Dataset rows

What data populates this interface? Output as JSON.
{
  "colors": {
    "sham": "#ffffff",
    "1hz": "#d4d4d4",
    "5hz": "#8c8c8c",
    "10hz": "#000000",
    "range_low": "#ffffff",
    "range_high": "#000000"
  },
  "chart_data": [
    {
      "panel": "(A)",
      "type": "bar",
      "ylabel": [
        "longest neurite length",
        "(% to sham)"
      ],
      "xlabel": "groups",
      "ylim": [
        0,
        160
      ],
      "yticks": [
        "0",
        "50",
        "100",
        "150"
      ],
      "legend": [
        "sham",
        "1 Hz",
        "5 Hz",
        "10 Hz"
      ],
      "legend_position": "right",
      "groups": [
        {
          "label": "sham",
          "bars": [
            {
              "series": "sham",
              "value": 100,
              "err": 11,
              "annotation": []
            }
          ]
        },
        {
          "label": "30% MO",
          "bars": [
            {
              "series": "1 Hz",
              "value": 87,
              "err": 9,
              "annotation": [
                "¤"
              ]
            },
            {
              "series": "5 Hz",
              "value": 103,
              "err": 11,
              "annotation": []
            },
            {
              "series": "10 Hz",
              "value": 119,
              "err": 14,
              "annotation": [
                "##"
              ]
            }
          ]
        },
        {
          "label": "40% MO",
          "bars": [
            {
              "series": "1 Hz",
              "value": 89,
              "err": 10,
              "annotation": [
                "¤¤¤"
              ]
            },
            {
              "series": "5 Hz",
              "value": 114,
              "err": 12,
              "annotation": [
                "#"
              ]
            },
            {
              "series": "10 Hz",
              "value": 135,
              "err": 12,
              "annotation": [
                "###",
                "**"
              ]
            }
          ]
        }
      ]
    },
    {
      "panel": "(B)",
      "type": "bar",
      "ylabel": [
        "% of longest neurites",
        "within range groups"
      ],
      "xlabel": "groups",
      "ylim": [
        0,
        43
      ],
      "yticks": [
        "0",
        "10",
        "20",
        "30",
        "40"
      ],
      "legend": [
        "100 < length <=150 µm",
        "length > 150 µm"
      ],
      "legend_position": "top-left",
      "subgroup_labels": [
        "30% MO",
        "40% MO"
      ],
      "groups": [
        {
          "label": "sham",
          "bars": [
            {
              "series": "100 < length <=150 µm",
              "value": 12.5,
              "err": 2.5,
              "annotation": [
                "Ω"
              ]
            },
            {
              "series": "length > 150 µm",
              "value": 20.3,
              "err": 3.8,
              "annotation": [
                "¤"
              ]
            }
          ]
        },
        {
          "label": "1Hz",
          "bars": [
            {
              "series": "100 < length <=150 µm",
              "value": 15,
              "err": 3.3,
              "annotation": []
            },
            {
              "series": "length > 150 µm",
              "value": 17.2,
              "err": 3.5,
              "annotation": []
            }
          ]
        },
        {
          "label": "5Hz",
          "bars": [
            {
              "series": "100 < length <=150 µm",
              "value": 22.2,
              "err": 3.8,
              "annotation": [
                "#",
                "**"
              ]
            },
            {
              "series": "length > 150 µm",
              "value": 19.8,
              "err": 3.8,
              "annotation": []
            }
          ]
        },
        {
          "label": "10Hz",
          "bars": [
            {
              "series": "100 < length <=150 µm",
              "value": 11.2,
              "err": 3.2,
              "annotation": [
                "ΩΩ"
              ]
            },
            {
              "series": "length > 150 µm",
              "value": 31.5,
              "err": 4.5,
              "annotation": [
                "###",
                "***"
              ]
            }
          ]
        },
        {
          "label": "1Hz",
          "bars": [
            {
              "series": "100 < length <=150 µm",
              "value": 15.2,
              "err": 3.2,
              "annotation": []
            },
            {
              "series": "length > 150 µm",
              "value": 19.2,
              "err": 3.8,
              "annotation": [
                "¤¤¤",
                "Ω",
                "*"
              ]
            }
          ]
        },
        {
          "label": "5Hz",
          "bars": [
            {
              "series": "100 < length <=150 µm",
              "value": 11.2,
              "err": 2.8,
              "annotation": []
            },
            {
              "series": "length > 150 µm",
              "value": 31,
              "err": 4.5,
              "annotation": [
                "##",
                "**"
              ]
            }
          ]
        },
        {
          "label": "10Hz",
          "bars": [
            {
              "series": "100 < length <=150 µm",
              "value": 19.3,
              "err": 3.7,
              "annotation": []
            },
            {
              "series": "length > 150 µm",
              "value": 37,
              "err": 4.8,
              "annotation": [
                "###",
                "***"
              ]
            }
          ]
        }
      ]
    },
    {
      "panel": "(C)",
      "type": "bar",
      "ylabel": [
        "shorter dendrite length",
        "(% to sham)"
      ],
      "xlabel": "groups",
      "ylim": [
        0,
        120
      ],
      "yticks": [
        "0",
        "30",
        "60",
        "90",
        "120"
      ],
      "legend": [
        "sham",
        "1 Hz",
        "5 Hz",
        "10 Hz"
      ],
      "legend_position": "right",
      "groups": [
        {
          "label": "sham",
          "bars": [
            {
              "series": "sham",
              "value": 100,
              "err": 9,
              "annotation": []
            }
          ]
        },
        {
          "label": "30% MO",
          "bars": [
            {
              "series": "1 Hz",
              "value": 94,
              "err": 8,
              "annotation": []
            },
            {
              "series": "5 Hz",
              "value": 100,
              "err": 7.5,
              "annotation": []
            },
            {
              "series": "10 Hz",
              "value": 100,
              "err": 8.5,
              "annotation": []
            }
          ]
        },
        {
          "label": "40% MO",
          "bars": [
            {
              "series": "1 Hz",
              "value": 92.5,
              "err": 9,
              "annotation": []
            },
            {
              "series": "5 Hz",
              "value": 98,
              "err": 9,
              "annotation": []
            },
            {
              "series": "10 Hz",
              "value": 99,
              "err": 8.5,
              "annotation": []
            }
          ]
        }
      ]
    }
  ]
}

• TASK DIRECTIONS: Copy out all the entries shown above, character for character.

• WORKED SOLUTION:
What data populates this interface? Output as JSON.
{
  "colors": {
    "sham": "#ffffff",
    "1hz": "#d4d4d4",
    "5hz": "#8c8c8c",
    "10hz": "#000000",
    "range_low": "#ffffff",
    "range_high": "#000000"
  },
  "chart_data": [
    {
      "panel": "(A)",
      "type": "bar",
      "ylabel": [
        "longest neurite length",
        "(% to sham)"
      ],
      "xlabel": "groups",
      "ylim": [
        0,
        160
      ],
      "yticks": [
        "0",
        "50",
        "100",
        "150"
      ],
      "legend": [
        "sham",
        "1 Hz",
        "5 Hz",
        "10 Hz"
      ],
      "legend_position": "right",
      "groups": [
        {
          "label": "sham",
          "bars": [
            {
              "series": "sham",
              "value": 100,
              "err": 11,
              "annotation": []
            }
          ]
        },
        {
          "label": "30% MO",
          "bars": [
            {
              "series": "1 Hz",
              "value": 87,
              "err": 9,
              "annotation": [
                "¤"
              ]
            },
            {
              "series": "5 Hz",
              "value": 103,
              "err": 11,
              "annotation": []
            },
            {
              "series": "10 Hz",
              "value": 119,
              "err": 14,
              "annotation": [
                "##"
              ]
            }
          ]
        },
        {
          "label": "40% MO",
          "bars": [
            {
              "series": "1 Hz",
              "value": 89,
              "err": 10,
              "annotation": [
                "¤¤¤"
              ]
            },
            {
              "series": "5 Hz",
              "value": 114,
              "err": 12,
              "annotation": [
                "#"
              ]
            },
            {
              "series": "10 Hz",
              "value": 135,
              "err": 12,
              "annotation": [
                "###",
                "**"
              ]
            }
          ]
        }
      ]
    },
    {
      "panel": "(B)",
      "type": "bar",
      "ylabel": [
        "% of longest neurites",
        "within range groups"
      ],
      "xlabel": "groups",
      "ylim": [
        0,
        43
      ],
      "yticks": [
        "0",
        "10",
        "20",
        "30",
        "40"
      ],
      "legend": [
        "100 < length <=150 µm",
        "length > 150 µm"
      ],
      "legend_position": "top-left",
      "subgroup_labels": [
        "30% MO",
        "40% MO"
      ],
      "groups": [
        {
          "label": "sham",
          "bars": [
            {
              "series": "100 < length <=150 µm",
              "value": 12.5,
              "err": 2.5,
              "annotation": [
                "Ω"
              ]
            },
            {
              "series": "length > 150 µm",
              "value": 20.3,
              "err": 3.8,
              "annotation": [
                "¤"
              ]
            }
          ]
        },
        {
          "label": "1Hz",
          "bars": [
            {
              "series": "100 < length <=150 µm",
              "value": 15,
              "err": 3.3,
              "annotation": []
            },
            {
              "series": "length > 150 µm",
              "value": 17.2,
              "err": 3.5,
              "annotation": []
            }
          ]
        },
        {
          "label": "5Hz",
          "bars": [
            {
              "series": "100 < length <=150 µm",
              "value": 22.2,
              "err": 3.8,
              "annotation": [
                "#",
                "**"
              ]
            },
            {
              "series": "length > 150 µm",
              "value": 19.8,
              "err": 3.8,
              "annotation": []
            }
          ]
        },
        {
          "label": "10Hz",
          "bars": [
            {
              "series": "100 < length <=150 µm",
              "value": 11.2,
              "err": 3.2,
              "annotation": [
                "ΩΩ"
              ]
            },
            {
              "series": "length > 150 µm",
              "value": 31.5,
              "err": 4.5,
              "annotation": [
                "###",
                "***"
              ]
            }
          ]
        },
        {
          "label": "1Hz",
          "bars": [
            {
              "series": "100 < length <=150 µm",
              "value": 15.2,
              "err": 3.2,
              "annotation": []
            },
            {
              "series": "length > 150 µm",
              "value": 19.2,
              "err": 3.8,
              "annotation": [
                "¤¤¤",
                "Ω",
                "*"
              ]
            }
          ]
        },
        {
          "label": "5Hz",
          "bars": [
            {
              "series": "100 < length <=150 µm",
              "value": 11.2,
              "err": 2.8,
              "annotation": []
            },
            {
              "series": "length > 150 µm",
              "value": 31,
              "err": 4.5,
              "annotation": [
                "##",
                "**"
              ]
            }
          ]
        },
        {
          "label": "10Hz",
          "bars": [
            {
              "series": "100 < length <=150 µm",
              "value": 19.3,
              "err": 3.7,
              "annotation": []
            },
            {
              "series": "length > 150 µm",
              "value": 37,
              "err": 4.8,
              "annotation": [
                "###",
                "***"
              ]
            }
          ]
        }
      ]
    },
    {
      "panel": "(C)",
      "type": "bar",
      "ylabel": [
        "shorter dendrite length",
        "(% to sham)"
      ],
      "xlabel": "groups",
      "ylim": [
        0,
        120
      ],
      "yticks": [
        "0",
        "30",
        "60",
        "90",
        "120"
      ],
      "legend": [
        "sham",
        "1 Hz",
        "5 Hz",
        "10 Hz"
      ],
      "legend_position": "right",
      "groups": [
        {
          "label": "sham",
          "bars": [
            {
              "series": "sham",
              "value": 100,
              "err": 9,
              "annotation": []
            }
          ]
        },
        {
          "label": "30% MO",
          "bars": [
            {
              "series": "1 Hz",
              "value": 94,
              "err": 8,
              "annotation": []
            },
            {
              "series": "5 Hz",
              "value": 100,
              "err": 7.5,
              "annotation": []
            },
            {
              "series": "10 Hz",
              "value": 100,
              "err": 8.5,
              "annotation": []
            }
          ]
        },
        {
          "label": "40% MO",
          "bars": [
            {
              "series": "1 Hz",
              "value": 92.5,
              "err": 9,
              "annotation": []
            },
            {
              "series": "5 Hz",
              "value": 98,
              "err": 9,
              "annotation": []
            },
            {
              "series": "10 Hz",
              "value": 99,
              "err": 8.5,
              "annotation": []
            }
          ]
        }
      ]
    }
  ]
}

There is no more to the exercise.